▽
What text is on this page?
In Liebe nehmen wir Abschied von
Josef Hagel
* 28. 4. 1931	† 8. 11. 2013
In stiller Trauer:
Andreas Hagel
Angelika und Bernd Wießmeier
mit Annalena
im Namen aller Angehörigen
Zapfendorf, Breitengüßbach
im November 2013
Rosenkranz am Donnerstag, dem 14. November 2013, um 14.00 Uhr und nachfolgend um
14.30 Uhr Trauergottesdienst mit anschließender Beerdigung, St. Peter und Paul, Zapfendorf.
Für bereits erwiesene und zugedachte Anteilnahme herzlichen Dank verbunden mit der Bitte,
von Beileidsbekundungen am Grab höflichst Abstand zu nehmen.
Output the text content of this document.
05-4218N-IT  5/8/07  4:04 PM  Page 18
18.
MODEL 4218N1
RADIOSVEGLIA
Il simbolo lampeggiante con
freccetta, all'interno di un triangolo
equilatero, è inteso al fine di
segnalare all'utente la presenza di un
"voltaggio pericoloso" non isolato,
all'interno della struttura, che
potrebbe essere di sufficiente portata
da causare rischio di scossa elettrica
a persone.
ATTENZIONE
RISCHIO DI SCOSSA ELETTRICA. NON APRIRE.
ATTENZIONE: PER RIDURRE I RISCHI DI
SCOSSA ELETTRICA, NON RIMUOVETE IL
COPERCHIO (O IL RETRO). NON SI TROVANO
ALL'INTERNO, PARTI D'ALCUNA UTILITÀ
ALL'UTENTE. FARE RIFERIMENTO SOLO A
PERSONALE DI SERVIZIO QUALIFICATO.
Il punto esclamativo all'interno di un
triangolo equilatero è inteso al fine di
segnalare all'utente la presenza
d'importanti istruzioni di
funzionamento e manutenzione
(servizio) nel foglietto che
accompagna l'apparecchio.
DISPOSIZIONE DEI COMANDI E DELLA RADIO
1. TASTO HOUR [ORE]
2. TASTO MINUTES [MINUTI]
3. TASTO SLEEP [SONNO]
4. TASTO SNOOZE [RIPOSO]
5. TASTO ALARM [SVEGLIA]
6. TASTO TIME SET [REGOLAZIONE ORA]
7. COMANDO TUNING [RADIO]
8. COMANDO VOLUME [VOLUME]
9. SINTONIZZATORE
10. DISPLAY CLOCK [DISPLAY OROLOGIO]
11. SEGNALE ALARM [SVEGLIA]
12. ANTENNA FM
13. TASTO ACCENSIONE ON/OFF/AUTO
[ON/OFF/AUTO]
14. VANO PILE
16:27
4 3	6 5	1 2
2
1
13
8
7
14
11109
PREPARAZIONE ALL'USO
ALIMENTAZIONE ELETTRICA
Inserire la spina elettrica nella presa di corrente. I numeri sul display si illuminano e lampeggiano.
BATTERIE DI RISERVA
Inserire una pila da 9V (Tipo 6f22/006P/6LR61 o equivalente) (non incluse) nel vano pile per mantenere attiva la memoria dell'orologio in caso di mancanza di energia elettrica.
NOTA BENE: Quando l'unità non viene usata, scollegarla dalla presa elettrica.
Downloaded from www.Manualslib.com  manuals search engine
△
**WHAT THE EXERCISE ASKS**
Nothing may be left out: return each entry exactly as it reads.

**THE OUTPUT**
What text is on this page?
In Liebe nehmen wir Abschied von
Josef Hagel
* 28. 4. 1931	† 8. 11. 2013
In stiller Trauer:
Andreas Hagel
Angelika und Bernd Wießmeier
mit Annalena
im Namen aller Angehörigen
Zapfendorf, Breitengüßbach
im November 2013
Rosenkranz am Donnerstag, dem 14. November 2013, um 14.00 Uhr und nachfolgend um
14.30 Uhr Trauergottesdienst mit anschließender Beerdigung, St. Peter und Paul, Zapfendorf.
Für bereits erwiesene und zugedachte Anteilnahme herzlichen Dank verbunden mit der Bitte,
von Beileidsbekundungen am Grab höflichst Abstand zu nehmen.
Output the text content of this document.
05-4218N-IT  5/8/07  4:04 PM  Page 18
18.
MODEL 4218N1
RADIOSVEGLIA
Il simbolo lampeggiante con
freccetta, all'interno di un triangolo
equilatero, è inteso al fine di
segnalare all'utente la presenza di un
"voltaggio pericoloso" non isolato,
all'interno della struttura, che
potrebbe essere di sufficiente portata
da causare rischio di scossa elettrica
a persone.
ATTENZIONE
RISCHIO DI SCOSSA ELETTRICA. NON APRIRE.
ATTENZIONE: PER RIDURRE I RISCHI DI
SCOSSA ELETTRICA, NON RIMUOVETE IL
COPERCHIO (O IL RETRO). NON SI TROVANO
ALL'INTERNO, PARTI D'ALCUNA UTILITÀ
ALL'UTENTE. FARE RIFERIMENTO SOLO A
PERSONALE DI SERVIZIO QUALIFICATO.
Il punto esclamativo all'interno di un
triangolo equilatero è inteso al fine di
segnalare all'utente la presenza
d'importanti istruzioni di
funzionamento e manutenzione
(servizio) nel foglietto che
accompagna l'apparecchio.
DISPOSIZIONE DEI COMANDI E DELLA RADIO
1. TASTO HOUR [ORE]
2. TASTO MINUTES [MINUTI]
3. TASTO SLEEP [SONNO]
4. TASTO SNOOZE [RIPOSO]
5. TASTO ALARM [SVEGLIA]
6. TASTO TIME SET [REGOLAZIONE ORA]
7. COMANDO TUNING [RADIO]
8. COMANDO VOLUME [VOLUME]
9. SINTONIZZATORE
10. DISPLAY CLOCK [DISPLAY OROLOGIO]
11. SEGNALE ALARM [SVEGLIA]
12. ANTENNA FM
13. TASTO ACCENSIONE ON/OFF/AUTO
[ON/OFF/AUTO]
14. VANO PILE
16:27
4 3	6 5	1 2
2
1
13
8
7
14
11109
PREPARAZIONE ALL'USO
ALIMENTAZIONE ELETTRICA
Inserire la spina elettrica nella presa di corrente. I numeri sul display si illuminano e lampeggiano.
BATTERIE DI RISERVA
Inserire una pila da 9V (Tipo 6f22/006P/6LR61 o equivalente) (non incluse) nel vano pile per mantenere attiva la memoria dell'orologio in caso di mancanza di energia elettrica.
NOTA BENE: Quando l'unità non viene usata, scollegarla dalla presa elettrica.
Downloaded from www.Manualslib.com  manuals search engine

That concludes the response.